## Excerpt
Although the zkSNACKs team didn’t respond to requests for comment, co-founder Adam Fiscor previously told CoinDesk the company’s mixer transaction fees earned 14 bitcoin in July 2019 alone (roughly $112,000 by current prices). It appears Wasabi Wallet processed at least 5,373 mixed CoinJoins in July, August and early September. If that trend continued for 12 months, it would put revenues at over $1 million.

This newest addition rounds out Cypherpunk’s holdings, which include roughly 2,000 monero and 180 bitcoin, Frisby said, in addition to equity in the rival privacy project Samourai Wallet (valued at $6.6 million, based on Cypherpunk’s $100,000 investment for 1.5 percent equity) and the blockchain startup Chia, founded by cypherpunk legend Bram Cohen.

“Both wallets, and privacy-enabling services, have very impressive network effects in that the more participants there are, the more private each participant is,” Cypherpunk’s CIO Moe Adham said. “Wasabi is well-positioned to capture much of that market … not only for personal use but also for enterprises."

[Document structure recognition data]
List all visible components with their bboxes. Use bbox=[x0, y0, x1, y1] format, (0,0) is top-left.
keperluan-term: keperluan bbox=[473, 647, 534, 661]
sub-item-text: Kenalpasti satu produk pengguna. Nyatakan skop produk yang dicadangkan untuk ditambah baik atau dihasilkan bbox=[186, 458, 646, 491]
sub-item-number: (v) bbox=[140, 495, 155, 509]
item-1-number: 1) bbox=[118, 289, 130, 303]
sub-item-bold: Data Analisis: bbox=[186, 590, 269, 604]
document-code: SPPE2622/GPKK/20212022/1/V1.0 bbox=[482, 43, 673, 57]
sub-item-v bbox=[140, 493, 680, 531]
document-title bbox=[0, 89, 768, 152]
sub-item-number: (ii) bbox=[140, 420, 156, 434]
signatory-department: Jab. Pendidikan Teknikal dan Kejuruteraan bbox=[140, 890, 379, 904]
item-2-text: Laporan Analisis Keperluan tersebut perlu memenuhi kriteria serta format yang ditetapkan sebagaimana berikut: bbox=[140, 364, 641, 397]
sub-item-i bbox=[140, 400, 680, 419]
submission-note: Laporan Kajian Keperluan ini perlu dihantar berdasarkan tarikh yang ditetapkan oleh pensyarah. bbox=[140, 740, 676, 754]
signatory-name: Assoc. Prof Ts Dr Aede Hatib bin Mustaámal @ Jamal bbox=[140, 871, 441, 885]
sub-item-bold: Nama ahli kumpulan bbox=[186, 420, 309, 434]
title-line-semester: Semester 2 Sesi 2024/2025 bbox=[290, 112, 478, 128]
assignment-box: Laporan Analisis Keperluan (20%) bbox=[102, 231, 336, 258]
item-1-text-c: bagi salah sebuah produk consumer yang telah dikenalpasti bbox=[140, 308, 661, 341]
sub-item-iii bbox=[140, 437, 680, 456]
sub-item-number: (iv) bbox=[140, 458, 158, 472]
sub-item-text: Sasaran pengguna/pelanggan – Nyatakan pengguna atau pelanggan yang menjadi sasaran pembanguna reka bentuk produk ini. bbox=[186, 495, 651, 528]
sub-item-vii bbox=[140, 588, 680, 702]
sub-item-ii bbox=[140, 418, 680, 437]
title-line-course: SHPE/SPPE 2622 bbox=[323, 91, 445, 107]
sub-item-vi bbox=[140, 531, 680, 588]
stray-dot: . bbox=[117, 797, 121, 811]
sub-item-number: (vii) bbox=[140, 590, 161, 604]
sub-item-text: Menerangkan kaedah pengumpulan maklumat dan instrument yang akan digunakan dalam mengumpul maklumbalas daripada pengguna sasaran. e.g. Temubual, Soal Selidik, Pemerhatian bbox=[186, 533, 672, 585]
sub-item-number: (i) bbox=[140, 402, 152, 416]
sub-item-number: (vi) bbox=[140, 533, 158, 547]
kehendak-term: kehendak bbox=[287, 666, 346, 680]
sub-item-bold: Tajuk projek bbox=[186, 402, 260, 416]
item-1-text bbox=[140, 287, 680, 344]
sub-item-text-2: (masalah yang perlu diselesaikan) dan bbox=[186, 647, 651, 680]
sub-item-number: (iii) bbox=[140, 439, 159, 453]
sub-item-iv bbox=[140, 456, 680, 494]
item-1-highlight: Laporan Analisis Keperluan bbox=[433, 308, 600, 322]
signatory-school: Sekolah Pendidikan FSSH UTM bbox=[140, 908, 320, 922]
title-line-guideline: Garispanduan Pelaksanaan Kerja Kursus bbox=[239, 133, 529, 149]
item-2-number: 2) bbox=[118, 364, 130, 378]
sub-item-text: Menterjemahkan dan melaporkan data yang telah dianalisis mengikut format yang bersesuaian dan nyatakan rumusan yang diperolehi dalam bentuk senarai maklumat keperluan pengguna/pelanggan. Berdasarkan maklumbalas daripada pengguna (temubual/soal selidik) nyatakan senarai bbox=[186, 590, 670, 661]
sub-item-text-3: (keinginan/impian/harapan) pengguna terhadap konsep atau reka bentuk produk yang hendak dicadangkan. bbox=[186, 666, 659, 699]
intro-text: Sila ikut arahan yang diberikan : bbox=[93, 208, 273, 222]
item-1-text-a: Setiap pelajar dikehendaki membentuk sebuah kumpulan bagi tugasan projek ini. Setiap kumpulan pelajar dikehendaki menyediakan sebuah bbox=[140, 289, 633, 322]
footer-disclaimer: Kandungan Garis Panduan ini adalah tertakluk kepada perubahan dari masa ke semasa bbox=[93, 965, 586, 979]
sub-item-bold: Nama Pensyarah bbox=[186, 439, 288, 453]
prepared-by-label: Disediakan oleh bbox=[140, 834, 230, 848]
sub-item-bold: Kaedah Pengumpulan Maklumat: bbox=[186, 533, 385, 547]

## Problems to work on
1. According to the Wasabi Wallet excerpt, at least how many mixed CoinJoins did Wasabi Wallet appear to process in July, August and early September?
2. Decide whether each statement below agrees with the Wasabi Wallet excerpt. Answer yes or no for each, and quote the words from the excerpt that decide it.
(a) Adam Fiscor told CoinDesk that the company's mixer transaction fees earned 14 bitcoin in July 2019 alone.
(b) Cypherpunk paid $6.6 million for its equity in Samourai Wallet.
(c) Chia was founded by Moe Adham.
3. Continue the Wasabi Wallet excerpt, starting after its final sentence.

## Activity answers
1. At least 5,373.

2.
(a) Yes: "the company’s mixer transaction fees earned 14 bitcoin in July 2019 alone"
(b) No: "based on Cypherpunk’s $100,000 investment for 1.5 percent equity"
(c) No: "founded by cypherpunk legend Bram Cohen"

3.
Frisby said the fund was initially focused on providing exposure to privacy coins, but found scant traction among assets like zcash and quickly pivoted to projects that boost privacy for the bitcoin network.

“We want to make two or three more privacy-tech investments, looking at things like VPNs, messaging systems, that type of thing,” he said, adding the firm is looking to deploy a large chunk of its $1.4 million in fiat holdings by mid-2020.

In a press release, zkSNACKs CEO Bálint Harmat said these new shareholders as strategic partners helping “make Bitcoin fungible.”

All things considered, this round proves an open-source product can go from a bootstrapped volunteer project that paid contributors with donated and earned bitcoin, all the way to VC-backed startup in roughly two years, pioneering a bitcoin-centric business model.

“You just can’t underestimate the network effect of bitcoin,” Frisby said.